-- start DATASET ROWS --

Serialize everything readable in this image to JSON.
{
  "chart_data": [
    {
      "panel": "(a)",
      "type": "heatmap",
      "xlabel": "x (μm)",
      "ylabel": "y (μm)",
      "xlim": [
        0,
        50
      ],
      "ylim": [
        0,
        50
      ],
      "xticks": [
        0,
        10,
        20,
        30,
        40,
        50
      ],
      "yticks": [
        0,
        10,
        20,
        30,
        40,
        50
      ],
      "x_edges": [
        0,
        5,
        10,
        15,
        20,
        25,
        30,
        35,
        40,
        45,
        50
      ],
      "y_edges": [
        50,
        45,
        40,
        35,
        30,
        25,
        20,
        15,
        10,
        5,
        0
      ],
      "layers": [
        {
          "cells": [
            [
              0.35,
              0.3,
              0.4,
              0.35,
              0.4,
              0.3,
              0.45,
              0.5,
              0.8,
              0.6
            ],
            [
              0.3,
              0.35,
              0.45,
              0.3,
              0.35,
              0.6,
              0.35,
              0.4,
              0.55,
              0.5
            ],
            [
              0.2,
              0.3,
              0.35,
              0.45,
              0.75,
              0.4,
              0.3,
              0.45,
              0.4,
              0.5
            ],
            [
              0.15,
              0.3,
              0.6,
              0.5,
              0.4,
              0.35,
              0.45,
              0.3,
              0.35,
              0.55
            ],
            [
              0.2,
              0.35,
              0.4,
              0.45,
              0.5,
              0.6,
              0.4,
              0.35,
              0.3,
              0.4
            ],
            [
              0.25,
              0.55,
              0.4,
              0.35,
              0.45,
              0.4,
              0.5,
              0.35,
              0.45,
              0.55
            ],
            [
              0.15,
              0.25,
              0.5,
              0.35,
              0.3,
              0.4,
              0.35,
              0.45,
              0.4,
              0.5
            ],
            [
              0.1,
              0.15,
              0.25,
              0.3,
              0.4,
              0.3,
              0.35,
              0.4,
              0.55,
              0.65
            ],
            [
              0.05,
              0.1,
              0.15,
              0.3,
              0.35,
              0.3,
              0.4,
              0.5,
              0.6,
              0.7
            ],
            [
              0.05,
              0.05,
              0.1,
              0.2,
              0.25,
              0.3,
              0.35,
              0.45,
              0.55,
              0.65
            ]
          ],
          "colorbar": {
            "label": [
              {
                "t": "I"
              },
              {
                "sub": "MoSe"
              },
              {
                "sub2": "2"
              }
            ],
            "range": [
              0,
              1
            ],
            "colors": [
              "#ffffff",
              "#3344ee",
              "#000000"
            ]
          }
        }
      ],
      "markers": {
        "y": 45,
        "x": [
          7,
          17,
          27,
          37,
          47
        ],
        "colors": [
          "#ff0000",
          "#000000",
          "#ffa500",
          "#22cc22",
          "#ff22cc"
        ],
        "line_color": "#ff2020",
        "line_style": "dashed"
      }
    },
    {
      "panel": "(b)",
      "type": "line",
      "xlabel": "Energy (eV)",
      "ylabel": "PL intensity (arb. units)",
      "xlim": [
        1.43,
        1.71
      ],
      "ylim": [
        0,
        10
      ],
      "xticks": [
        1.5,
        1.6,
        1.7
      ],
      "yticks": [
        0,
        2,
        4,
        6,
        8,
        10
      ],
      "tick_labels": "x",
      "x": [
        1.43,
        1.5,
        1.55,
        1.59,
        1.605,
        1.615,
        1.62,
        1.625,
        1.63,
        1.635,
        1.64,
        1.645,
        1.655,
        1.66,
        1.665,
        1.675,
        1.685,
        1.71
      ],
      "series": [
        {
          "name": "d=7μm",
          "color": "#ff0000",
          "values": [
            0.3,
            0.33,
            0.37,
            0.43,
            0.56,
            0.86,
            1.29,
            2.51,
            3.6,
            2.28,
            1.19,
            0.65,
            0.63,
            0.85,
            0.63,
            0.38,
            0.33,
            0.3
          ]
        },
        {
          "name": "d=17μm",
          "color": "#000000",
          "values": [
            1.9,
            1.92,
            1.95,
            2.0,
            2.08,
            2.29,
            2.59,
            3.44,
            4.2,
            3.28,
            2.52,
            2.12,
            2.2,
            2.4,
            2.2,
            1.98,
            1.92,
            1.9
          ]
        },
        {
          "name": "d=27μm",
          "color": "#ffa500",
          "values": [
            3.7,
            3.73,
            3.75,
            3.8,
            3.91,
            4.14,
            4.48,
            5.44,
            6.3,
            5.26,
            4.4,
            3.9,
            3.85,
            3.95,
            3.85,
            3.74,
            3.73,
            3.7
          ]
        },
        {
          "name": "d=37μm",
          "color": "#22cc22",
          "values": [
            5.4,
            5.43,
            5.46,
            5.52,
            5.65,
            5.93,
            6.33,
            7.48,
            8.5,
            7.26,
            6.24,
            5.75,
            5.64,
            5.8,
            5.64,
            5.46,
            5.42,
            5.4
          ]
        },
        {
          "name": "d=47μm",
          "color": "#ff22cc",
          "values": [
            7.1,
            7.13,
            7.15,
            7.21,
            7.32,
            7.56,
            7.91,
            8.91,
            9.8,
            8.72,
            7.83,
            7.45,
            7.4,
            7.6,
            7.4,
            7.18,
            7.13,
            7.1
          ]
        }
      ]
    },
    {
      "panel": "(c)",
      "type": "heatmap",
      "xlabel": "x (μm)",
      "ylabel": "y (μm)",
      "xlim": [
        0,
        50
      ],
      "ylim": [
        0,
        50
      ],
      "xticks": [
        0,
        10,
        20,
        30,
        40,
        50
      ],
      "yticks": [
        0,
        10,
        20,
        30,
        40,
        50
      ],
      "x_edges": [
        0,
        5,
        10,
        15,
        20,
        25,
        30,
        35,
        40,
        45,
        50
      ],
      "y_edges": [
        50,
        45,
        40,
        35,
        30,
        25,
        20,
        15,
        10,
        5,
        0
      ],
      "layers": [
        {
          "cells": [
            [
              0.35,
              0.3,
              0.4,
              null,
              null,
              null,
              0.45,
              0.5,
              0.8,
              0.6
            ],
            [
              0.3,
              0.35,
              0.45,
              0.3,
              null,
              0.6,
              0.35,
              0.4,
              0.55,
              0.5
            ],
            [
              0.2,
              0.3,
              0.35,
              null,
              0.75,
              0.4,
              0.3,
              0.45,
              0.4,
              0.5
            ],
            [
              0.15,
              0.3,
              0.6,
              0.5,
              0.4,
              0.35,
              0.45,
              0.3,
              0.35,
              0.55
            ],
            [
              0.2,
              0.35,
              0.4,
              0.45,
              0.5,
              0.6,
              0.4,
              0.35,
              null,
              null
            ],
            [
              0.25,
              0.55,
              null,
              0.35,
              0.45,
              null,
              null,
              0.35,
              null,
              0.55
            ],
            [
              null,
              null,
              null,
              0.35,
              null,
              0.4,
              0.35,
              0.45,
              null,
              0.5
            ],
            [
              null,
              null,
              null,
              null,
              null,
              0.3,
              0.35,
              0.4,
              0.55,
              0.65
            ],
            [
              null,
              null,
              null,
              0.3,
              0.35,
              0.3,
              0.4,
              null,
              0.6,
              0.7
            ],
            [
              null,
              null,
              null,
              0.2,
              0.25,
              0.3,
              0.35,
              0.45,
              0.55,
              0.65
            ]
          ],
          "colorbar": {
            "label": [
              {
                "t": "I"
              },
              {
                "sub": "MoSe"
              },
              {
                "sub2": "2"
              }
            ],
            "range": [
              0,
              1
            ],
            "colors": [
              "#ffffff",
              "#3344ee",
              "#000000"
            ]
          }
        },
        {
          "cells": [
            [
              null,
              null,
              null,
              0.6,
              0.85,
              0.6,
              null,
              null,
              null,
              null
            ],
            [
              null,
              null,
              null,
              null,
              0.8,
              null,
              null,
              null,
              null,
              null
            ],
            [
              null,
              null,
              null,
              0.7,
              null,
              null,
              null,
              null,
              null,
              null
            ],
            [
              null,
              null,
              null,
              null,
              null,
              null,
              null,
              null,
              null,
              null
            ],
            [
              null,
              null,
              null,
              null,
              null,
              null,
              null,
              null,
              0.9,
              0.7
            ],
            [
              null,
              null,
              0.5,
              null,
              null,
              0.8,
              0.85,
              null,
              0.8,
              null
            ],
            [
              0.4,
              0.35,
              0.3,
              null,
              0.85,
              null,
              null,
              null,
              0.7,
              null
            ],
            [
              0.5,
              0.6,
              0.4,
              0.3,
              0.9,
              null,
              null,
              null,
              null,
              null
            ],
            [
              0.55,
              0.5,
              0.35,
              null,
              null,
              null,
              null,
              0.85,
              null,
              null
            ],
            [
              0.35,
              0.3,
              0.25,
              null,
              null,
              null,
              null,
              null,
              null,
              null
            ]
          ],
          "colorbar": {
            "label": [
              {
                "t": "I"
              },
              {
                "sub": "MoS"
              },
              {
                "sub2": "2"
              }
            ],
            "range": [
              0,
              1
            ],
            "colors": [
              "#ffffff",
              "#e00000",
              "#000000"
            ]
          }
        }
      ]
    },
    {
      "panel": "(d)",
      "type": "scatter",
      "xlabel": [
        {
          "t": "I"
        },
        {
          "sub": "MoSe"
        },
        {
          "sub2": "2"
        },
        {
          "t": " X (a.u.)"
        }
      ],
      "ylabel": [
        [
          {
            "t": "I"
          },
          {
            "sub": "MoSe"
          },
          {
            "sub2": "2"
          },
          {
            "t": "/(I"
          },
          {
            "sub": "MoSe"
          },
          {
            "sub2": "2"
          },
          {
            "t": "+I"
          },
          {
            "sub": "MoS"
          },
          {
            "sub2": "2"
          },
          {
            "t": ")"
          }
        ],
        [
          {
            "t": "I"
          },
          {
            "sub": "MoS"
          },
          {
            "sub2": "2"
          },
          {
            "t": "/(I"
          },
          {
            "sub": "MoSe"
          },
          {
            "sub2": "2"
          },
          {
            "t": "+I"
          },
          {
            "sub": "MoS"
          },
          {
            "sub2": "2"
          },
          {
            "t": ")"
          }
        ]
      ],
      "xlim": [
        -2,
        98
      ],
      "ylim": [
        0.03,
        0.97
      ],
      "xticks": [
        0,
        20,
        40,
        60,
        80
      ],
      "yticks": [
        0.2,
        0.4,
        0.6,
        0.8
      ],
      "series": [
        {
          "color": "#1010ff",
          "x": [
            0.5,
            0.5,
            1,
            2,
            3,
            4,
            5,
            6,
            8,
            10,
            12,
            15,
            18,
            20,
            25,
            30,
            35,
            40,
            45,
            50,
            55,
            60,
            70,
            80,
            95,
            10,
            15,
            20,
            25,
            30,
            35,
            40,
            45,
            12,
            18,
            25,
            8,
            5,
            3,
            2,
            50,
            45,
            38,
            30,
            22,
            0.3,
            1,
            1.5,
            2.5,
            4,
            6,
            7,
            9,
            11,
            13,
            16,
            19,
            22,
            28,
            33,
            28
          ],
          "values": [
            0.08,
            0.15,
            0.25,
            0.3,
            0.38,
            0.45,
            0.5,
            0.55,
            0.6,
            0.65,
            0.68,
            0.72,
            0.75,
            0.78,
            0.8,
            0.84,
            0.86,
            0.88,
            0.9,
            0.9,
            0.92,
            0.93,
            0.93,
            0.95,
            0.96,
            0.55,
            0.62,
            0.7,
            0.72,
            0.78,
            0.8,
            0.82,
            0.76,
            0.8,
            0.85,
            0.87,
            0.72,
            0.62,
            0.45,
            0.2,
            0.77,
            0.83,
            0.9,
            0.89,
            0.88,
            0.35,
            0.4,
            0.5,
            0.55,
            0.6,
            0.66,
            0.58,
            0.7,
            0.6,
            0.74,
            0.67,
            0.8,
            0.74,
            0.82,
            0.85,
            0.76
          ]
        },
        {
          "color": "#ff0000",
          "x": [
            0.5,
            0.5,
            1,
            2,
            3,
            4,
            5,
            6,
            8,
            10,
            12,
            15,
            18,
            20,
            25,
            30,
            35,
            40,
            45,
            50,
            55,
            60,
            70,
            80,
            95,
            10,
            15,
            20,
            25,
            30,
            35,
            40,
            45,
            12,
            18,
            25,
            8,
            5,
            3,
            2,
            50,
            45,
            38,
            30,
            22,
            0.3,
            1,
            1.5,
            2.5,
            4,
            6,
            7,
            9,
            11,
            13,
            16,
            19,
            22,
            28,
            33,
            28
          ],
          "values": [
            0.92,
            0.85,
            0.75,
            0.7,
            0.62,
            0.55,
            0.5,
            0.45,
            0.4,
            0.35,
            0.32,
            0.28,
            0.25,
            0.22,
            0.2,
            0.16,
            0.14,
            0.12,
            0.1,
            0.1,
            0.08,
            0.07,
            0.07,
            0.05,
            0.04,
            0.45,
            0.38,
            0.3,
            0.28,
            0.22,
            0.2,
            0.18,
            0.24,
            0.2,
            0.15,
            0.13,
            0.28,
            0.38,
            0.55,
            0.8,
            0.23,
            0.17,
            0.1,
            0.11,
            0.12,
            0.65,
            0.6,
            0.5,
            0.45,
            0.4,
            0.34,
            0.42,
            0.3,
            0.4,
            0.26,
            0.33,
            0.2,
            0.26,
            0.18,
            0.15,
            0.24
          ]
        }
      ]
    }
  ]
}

-- end DATASET ROWS --

GIVEN REQUEST - From the entries above, copy each line holding "name".

EXERCISE RESPONSE -
          "name": "d=7μm",
          "name": "d=17μm",
          "name": "d=27μm",
          "name": "d=37μm",
          "name": "d=47μm",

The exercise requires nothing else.